▶ [Records from a data collection]:
====

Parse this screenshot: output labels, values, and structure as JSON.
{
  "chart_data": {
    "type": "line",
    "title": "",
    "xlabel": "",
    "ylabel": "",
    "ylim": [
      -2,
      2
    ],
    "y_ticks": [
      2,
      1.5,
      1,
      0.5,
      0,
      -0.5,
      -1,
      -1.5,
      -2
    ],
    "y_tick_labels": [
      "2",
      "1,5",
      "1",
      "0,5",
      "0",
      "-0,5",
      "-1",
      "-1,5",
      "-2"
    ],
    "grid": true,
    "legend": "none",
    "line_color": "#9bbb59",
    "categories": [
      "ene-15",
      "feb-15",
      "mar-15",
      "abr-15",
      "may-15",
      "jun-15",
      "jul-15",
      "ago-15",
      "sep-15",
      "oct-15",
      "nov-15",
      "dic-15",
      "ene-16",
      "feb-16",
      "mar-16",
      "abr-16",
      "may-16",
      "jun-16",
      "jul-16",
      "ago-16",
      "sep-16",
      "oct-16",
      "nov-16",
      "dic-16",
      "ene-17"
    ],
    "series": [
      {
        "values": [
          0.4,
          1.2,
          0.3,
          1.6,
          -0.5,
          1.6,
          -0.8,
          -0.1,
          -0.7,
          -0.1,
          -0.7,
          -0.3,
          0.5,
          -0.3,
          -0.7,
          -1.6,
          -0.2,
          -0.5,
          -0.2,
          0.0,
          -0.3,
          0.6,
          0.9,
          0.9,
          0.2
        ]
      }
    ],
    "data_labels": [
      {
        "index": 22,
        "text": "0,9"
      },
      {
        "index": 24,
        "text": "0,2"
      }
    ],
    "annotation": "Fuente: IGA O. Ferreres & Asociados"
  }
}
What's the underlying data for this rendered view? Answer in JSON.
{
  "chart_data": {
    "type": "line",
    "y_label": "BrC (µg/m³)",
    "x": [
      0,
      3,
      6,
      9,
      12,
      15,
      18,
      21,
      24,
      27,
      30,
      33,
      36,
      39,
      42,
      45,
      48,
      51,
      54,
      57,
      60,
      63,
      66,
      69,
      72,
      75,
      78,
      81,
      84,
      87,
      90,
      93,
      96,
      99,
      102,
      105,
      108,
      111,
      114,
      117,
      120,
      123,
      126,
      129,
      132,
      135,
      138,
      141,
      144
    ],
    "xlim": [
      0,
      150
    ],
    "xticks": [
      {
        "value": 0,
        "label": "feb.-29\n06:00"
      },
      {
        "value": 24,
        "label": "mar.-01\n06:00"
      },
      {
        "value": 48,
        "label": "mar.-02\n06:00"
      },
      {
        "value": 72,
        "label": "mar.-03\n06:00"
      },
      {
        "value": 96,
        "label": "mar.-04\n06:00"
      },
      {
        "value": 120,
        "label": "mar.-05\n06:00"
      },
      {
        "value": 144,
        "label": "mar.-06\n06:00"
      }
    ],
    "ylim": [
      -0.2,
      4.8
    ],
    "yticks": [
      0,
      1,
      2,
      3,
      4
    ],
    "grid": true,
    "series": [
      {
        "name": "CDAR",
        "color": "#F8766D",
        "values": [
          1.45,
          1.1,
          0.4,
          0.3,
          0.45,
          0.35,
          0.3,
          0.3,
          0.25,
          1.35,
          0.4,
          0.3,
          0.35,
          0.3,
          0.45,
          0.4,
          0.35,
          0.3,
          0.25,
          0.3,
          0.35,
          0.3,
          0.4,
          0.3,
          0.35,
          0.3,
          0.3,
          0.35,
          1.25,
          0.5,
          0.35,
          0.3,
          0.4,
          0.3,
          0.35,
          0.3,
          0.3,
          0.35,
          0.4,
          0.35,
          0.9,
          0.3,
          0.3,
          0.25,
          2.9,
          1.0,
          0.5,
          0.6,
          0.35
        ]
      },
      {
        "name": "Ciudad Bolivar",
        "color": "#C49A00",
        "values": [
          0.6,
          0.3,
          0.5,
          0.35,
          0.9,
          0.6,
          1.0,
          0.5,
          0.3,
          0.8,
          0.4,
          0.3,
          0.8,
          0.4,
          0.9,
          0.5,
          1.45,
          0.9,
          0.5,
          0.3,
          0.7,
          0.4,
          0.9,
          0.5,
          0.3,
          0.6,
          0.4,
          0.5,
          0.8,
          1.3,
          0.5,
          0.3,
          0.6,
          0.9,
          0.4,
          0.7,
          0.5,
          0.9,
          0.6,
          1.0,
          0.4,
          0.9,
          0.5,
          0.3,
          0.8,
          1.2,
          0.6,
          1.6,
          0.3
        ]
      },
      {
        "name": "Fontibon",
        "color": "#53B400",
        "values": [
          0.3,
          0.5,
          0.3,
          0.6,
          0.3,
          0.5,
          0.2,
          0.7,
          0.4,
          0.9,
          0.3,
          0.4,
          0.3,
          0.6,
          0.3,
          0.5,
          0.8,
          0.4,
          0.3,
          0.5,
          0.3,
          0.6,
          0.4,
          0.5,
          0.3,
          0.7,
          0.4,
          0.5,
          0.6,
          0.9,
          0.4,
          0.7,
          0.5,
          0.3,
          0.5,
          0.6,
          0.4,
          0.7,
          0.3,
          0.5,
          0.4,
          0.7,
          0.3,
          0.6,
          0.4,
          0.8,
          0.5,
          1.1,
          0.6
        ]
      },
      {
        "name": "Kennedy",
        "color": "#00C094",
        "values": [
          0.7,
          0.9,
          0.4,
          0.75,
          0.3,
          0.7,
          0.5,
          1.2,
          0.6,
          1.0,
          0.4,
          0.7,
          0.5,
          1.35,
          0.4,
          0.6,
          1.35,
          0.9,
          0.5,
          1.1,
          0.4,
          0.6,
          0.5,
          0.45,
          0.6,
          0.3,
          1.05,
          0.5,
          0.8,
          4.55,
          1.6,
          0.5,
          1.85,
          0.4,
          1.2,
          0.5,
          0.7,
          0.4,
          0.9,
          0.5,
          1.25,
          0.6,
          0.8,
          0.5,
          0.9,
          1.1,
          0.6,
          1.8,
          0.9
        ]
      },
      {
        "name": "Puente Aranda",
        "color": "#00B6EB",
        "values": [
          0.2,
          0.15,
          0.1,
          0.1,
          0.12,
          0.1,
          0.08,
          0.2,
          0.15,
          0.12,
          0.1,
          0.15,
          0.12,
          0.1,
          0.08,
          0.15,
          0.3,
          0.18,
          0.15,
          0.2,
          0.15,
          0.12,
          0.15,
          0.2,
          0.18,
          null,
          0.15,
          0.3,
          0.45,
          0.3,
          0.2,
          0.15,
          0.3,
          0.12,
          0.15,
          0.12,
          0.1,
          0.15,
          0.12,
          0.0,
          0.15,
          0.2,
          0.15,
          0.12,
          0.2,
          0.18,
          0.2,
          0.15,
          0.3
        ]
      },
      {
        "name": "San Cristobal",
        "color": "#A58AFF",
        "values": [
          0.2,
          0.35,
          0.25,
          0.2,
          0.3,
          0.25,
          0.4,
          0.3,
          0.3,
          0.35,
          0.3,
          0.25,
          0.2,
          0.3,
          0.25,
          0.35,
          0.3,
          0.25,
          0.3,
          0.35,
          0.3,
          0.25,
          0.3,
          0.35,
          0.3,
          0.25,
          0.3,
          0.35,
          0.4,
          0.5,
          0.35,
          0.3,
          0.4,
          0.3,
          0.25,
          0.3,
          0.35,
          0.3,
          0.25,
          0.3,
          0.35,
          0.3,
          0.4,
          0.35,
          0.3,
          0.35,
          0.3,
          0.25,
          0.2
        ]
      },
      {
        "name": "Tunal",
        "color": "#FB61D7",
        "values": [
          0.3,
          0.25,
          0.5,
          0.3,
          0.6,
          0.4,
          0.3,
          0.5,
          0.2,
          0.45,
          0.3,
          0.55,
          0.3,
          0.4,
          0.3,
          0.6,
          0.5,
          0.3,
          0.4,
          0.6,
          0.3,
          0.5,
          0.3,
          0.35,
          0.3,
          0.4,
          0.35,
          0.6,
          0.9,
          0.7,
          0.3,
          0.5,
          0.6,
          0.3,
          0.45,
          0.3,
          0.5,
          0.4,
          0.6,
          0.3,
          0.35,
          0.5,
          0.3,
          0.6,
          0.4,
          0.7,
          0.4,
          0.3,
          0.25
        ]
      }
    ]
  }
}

====

▶ [JOB]:
Look for the word "name" in every line of the listing and copy the lines that have it.

▶ [EXPECTED ANSWER]:
        "name": "CDAR",
        "name": "Ciudad Bolivar",
        "name": "Fontibon",
        "name": "Kennedy",
        "name": "Puente Aranda",
        "name": "San Cristobal",
        "name": "Tunal",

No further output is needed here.